* Objective
Your task is to print every entry below exactly as given.
--
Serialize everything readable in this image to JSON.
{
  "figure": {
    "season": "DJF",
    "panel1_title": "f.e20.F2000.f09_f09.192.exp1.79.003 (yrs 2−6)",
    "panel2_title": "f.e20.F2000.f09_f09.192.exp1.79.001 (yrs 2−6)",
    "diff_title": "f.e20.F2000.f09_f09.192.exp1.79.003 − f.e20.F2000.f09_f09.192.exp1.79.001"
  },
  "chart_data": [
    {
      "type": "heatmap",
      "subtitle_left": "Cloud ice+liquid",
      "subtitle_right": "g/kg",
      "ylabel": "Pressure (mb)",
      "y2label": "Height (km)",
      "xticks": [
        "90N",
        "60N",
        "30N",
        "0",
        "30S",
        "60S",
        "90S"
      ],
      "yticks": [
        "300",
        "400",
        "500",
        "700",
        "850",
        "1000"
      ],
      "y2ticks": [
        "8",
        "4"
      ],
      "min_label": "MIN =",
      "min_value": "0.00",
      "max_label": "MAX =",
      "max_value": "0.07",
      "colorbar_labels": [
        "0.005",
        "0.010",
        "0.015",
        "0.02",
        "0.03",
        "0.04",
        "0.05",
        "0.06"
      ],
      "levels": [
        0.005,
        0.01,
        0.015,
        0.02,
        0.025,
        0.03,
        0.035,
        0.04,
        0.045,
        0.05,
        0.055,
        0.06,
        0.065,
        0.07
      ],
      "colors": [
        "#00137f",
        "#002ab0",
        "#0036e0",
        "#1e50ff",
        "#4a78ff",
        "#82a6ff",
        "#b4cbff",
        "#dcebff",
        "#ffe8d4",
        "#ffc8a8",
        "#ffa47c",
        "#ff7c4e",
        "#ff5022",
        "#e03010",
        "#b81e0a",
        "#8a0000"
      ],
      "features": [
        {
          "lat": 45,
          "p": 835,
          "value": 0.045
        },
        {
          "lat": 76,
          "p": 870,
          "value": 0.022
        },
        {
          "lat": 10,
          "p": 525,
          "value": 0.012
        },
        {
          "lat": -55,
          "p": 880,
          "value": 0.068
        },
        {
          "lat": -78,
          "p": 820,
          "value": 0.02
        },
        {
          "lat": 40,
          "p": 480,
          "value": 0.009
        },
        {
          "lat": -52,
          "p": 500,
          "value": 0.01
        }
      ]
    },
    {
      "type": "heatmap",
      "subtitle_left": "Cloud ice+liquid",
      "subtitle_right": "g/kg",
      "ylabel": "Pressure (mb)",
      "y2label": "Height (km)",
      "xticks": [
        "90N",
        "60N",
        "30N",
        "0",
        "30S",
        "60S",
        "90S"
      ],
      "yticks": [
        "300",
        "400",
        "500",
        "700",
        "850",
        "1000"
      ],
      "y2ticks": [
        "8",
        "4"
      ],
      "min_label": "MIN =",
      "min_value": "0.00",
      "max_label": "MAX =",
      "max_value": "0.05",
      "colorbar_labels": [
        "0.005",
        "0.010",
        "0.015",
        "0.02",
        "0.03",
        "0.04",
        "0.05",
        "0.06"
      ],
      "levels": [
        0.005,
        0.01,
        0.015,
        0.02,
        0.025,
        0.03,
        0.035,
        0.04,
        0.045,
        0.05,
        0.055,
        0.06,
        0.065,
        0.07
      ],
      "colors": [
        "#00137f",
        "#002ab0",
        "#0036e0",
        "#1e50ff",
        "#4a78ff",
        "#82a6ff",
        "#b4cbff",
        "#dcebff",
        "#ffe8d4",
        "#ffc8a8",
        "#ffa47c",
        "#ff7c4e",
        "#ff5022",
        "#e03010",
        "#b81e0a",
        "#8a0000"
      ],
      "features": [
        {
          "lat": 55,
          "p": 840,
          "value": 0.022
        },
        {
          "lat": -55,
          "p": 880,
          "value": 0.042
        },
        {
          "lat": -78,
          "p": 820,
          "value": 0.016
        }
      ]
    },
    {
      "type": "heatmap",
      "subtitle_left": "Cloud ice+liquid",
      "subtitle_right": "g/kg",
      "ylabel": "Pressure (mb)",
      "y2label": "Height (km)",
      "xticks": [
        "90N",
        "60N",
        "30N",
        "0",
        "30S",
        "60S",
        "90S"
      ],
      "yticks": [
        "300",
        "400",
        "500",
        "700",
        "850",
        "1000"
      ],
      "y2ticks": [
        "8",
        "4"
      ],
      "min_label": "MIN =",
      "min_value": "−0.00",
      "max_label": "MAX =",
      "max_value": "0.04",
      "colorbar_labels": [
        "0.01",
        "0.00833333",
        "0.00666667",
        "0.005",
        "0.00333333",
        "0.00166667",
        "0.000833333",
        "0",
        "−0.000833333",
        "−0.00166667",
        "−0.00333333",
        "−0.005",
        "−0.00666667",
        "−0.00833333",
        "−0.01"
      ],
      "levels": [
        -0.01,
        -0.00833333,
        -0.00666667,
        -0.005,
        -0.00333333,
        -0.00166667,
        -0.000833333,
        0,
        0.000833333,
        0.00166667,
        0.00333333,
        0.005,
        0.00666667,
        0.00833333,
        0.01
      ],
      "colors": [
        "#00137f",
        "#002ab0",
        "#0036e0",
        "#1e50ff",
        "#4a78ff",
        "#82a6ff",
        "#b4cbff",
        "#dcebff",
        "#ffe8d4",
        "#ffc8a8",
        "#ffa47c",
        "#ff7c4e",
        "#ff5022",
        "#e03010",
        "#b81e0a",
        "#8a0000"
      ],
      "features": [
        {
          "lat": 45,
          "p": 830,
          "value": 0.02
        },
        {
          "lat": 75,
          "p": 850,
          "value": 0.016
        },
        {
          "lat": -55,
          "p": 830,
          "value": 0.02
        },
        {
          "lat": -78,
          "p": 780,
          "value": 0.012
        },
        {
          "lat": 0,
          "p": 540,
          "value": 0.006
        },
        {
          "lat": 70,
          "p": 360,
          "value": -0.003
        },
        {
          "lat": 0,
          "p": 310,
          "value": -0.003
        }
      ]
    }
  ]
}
--
* Complete answer
Serialize everything readable in this image to JSON.
{
  "figure": {
    "season": "DJF",
    "panel1_title": "f.e20.F2000.f09_f09.192.exp1.79.003 (yrs 2−6)",
    "panel2_title": "f.e20.F2000.f09_f09.192.exp1.79.001 (yrs 2−6)",
    "diff_title": "f.e20.F2000.f09_f09.192.exp1.79.003 − f.e20.F2000.f09_f09.192.exp1.79.001"
  },
  "chart_data": [
    {
      "type": "heatmap",
      "subtitle_left": "Cloud ice+liquid",
      "subtitle_right": "g/kg",
      "ylabel": "Pressure (mb)",
      "y2label": "Height (km)",
      "xticks": [
        "90N",
        "60N",
        "30N",
        "0",
        "30S",
        "60S",
        "90S"
      ],
      "yticks": [
        "300",
        "400",
        "500",
        "700",
        "850",
        "1000"
      ],
      "y2ticks": [
        "8",
        "4"
      ],
      "min_label": "MIN =",
      "min_value": "0.00",
      "max_label": "MAX =",
      "max_value": "0.07",
      "colorbar_labels": [
        "0.005",
        "0.010",
        "0.015",
        "0.02",
        "0.03",
        "0.04",
        "0.05",
        "0.06"
      ],
      "levels": [
        0.005,
        0.01,
        0.015,
        0.02,
        0.025,
        0.03,
        0.035,
        0.04,
        0.045,
        0.05,
        0.055,
        0.06,
        0.065,
        0.07
      ],
      "colors": [
        "#00137f",
        "#002ab0",
        "#0036e0",
        "#1e50ff",
        "#4a78ff",
        "#82a6ff",
        "#b4cbff",
        "#dcebff",
        "#ffe8d4",
        "#ffc8a8",
        "#ffa47c",
        "#ff7c4e",
        "#ff5022",
        "#e03010",
        "#b81e0a",
        "#8a0000"
      ],
      "features": [
        {
          "lat": 45,
          "p": 835,
          "value": 0.045
        },
        {
          "lat": 76,
          "p": 870,
          "value": 0.022
        },
        {
          "lat": 10,
          "p": 525,
          "value": 0.012
        },
        {
          "lat": -55,
          "p": 880,
          "value": 0.068
        },
        {
          "lat": -78,
          "p": 820,
          "value": 0.02
        },
        {
          "lat": 40,
          "p": 480,
          "value": 0.009
        },
        {
          "lat": -52,
          "p": 500,
          "value": 0.01
        }
      ]
    },
    {
      "type": "heatmap",
      "subtitle_left": "Cloud ice+liquid",
      "subtitle_right": "g/kg",
      "ylabel": "Pressure (mb)",
      "y2label": "Height (km)",
      "xticks": [
        "90N",
        "60N",
        "30N",
        "0",
        "30S",
        "60S",
        "90S"
      ],
      "yticks": [
        "300",
        "400",
        "500",
        "700",
        "850",
        "1000"
      ],
      "y2ticks": [
        "8",
        "4"
      ],
      "min_label": "MIN =",
      "min_value": "0.00",
      "max_label": "MAX =",
      "max_value": "0.05",
      "colorbar_labels": [
        "0.005",
        "0.010",
        "0.015",
        "0.02",
        "0.03",
        "0.04",
        "0.05",
        "0.06"
      ],
      "levels": [
        0.005,
        0.01,
        0.015,
        0.02,
        0.025,
        0.03,
        0.035,
        0.04,
        0.045,
        0.05,
        0.055,
        0.06,
        0.065,
        0.07
      ],
      "colors": [
        "#00137f",
        "#002ab0",
        "#0036e0",
        "#1e50ff",
        "#4a78ff",
        "#82a6ff",
        "#b4cbff",
        "#dcebff",
        "#ffe8d4",
        "#ffc8a8",
        "#ffa47c",
        "#ff7c4e",
        "#ff5022",
        "#e03010",
        "#b81e0a",
        "#8a0000"
      ],
      "features": [
        {
          "lat": 55,
          "p": 840,
          "value": 0.022
        },
        {
          "lat": -55,
          "p": 880,
          "value": 0.042
        },
        {
          "lat": -78,
          "p": 820,
          "value": 0.016
        }
      ]
    },
    {
      "type": "heatmap",
      "subtitle_left": "Cloud ice+liquid",
      "subtitle_right": "g/kg",
      "ylabel": "Pressure (mb)",
      "y2label": "Height (km)",
      "xticks": [
        "90N",
        "60N",
        "30N",
        "0",
        "30S",
        "60S",
        "90S"
      ],
      "yticks": [
        "300",
        "400",
        "500",
        "700",
        "850",
        "1000"
      ],
      "y2ticks": [
        "8",
        "4"
      ],
      "min_label": "MIN =",
      "min_value": "−0.00",
      "max_label": "MAX =",
      "max_value": "0.04",
      "colorbar_labels": [
        "0.01",
        "0.00833333",
        "0.00666667",
        "0.005",
        "0.00333333",
        "0.00166667",
        "0.000833333",
        "0",
        "−0.000833333",
        "−0.00166667",
        "−0.00333333",
        "−0.005",
        "−0.00666667",
        "−0.00833333",
        "−0.01"
      ],
      "levels": [
        -0.01,
        -0.00833333,
        -0.00666667,
        -0.005,
        -0.00333333,
        -0.00166667,
        -0.000833333,
        0,
        0.000833333,
        0.00166667,
        0.00333333,
        0.005,
        0.00666667,
        0.00833333,
        0.01
      ],
      "colors": [
        "#00137f",
        "#002ab0",
        "#0036e0",
        "#1e50ff",
        "#4a78ff",
        "#82a6ff",
        "#b4cbff",
        "#dcebff",
        "#ffe8d4",
        "#ffc8a8",
        "#ffa47c",
        "#ff7c4e",
        "#ff5022",
        "#e03010",
        "#b81e0a",
        "#8a0000"
      ],
      "features": [
        {
          "lat": 45,
          "p": 830,
          "value": 0.02
        },
        {
          "lat": 75,
          "p": 850,
          "value": 0.016
        },
        {
          "lat": -55,
          "p": 830,
          "value": 0.02
        },
        {
          "lat": -78,
          "p": 780,
          "value": 0.012
        },
        {
          "lat": 0,
          "p": 540,
          "value": 0.006
        },
        {
          "lat": 70,
          "p": 360,
          "value": -0.003
        },
        {
          "lat": 0,
          "p": 310,
          "value": -0.003
        }
      ]
    }
  ]
}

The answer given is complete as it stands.